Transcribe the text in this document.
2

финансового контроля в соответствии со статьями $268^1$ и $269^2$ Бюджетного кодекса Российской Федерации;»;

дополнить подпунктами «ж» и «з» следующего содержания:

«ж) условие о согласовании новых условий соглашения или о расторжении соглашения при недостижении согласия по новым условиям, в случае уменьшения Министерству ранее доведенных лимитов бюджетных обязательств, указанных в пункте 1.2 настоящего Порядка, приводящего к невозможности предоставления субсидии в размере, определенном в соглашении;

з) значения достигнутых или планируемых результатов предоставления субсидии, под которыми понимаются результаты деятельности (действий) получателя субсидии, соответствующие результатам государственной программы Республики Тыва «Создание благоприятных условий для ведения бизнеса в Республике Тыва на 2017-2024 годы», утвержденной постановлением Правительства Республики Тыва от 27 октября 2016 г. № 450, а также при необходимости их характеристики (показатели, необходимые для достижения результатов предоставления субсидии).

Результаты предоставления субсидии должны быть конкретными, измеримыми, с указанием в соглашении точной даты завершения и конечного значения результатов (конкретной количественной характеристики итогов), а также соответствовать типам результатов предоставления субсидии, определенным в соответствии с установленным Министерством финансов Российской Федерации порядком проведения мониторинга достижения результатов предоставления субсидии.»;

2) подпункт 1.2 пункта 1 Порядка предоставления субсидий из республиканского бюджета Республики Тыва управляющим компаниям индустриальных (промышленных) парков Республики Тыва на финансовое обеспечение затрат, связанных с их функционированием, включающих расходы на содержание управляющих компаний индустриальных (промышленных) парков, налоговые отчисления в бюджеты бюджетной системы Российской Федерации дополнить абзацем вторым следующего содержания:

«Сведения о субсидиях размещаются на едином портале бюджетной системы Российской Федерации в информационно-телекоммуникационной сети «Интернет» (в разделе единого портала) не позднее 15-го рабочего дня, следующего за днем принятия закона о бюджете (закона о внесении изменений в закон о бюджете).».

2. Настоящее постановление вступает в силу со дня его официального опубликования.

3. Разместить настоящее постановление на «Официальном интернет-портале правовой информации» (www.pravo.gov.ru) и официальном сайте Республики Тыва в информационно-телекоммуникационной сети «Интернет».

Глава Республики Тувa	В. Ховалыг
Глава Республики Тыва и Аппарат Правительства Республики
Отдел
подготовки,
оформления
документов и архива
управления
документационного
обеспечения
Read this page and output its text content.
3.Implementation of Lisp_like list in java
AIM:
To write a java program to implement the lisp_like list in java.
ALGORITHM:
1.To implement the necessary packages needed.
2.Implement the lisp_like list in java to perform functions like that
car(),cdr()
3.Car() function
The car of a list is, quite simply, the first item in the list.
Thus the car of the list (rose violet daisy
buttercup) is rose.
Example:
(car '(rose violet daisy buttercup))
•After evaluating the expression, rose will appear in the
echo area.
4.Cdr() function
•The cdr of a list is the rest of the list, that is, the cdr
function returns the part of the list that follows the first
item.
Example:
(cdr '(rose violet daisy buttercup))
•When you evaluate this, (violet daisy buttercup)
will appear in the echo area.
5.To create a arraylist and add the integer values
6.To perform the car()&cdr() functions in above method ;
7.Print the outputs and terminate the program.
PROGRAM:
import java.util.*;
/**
============
Transcribe the data. Leave every line exactly as it is.

Transcribe the text in this document.
2

финансового контроля в соответствии со статьями $268^1$ и $269^2$ Бюджетного кодекса Российской Федерации;»;

дополнить подпунктами «ж» и «з» следующего содержания:

«ж) условие о согласовании новых условий соглашения или о расторжении соглашения при недостижении согласия по новым условиям, в случае уменьшения Министерству ранее доведенных лимитов бюджетных обязательств, указанных в пункте 1.2 настоящего Порядка, приводящего к невозможности предоставления субсидии в размере, определенном в соглашении;

з) значения достигнутых или планируемых результатов предоставления субсидии, под которыми понимаются результаты деятельности (действий) получателя субсидии, соответствующие результатам государственной программы Республики Тыва «Создание благоприятных условий для ведения бизнеса в Республике Тыва на 2017-2024 годы», утвержденной постановлением Правительства Республики Тыва от 27 октября 2016 г. № 450, а также при необходимости их характеристики (показатели, необходимые для достижения результатов предоставления субсидии).

Результаты предоставления субсидии должны быть конкретными, измеримыми, с указанием в соглашении точной даты завершения и конечного значения результатов (конкретной количественной характеристики итогов), а также соответствовать типам результатов предоставления субсидии, определенным в соответствии с установленным Министерством финансов Российской Федерации порядком проведения мониторинга достижения результатов предоставления субсидии.»;

2) подпункт 1.2 пункта 1 Порядка предоставления субсидий из республиканского бюджета Республики Тыва управляющим компаниям индустриальных (промышленных) парков Республики Тыва на финансовое обеспечение затрат, связанных с их функционированием, включающих расходы на содержание управляющих компаний индустриальных (промышленных) парков, налоговые отчисления в бюджеты бюджетной системы Российской Федерации дополнить абзацем вторым следующего содержания:

«Сведения о субсидиях размещаются на едином портале бюджетной системы Российской Федерации в информационно-телекоммуникационной сети «Интернет» (в разделе единого портала) не позднее 15-го рабочего дня, следующего за днем принятия закона о бюджете (закона о внесении изменений в закон о бюджете).».

2. Настоящее постановление вступает в силу со дня его официального опубликования.

3. Разместить настоящее постановление на «Официальном интернет-портале правовой информации» (www.pravo.gov.ru) и официальном сайте Республики Тыва в информационно-телекоммуникационной сети «Интернет».

Глава Республики Тувa	В. Ховалыг
Глава Республики Тыва и Аппарат Правительства Республики
Отдел
подготовки,
оформления
документов и архива
управления
документационного
обеспечения
Read this page and output its text content.
3.Implementation of Lisp_like list in java
AIM:
To write a java program to implement the lisp_like list in java.
ALGORITHM:
1.To implement the necessary packages needed.
2.Implement the lisp_like list in java to perform functions like that
car(),cdr()
3.Car() function
The car of a list is, quite simply, the first item in the list.
Thus the car of the list (rose violet daisy
buttercup) is rose.
Example:
(car '(rose violet daisy buttercup))
•After evaluating the expression, rose will appear in the
echo area.
4.Cdr() function
•The cdr of a list is the rest of the list, that is, the cdr
function returns the part of the list that follows the first
item.
Example:
(cdr '(rose violet daisy buttercup))
•When you evaluate this, (violet daisy buttercup)
will appear in the echo area.
5.To create a arraylist and add the integer values
6.To perform the car()&cdr() functions in above method ;
7.Print the outputs and terminate the program.
PROGRAM:
import java.util.*;
/**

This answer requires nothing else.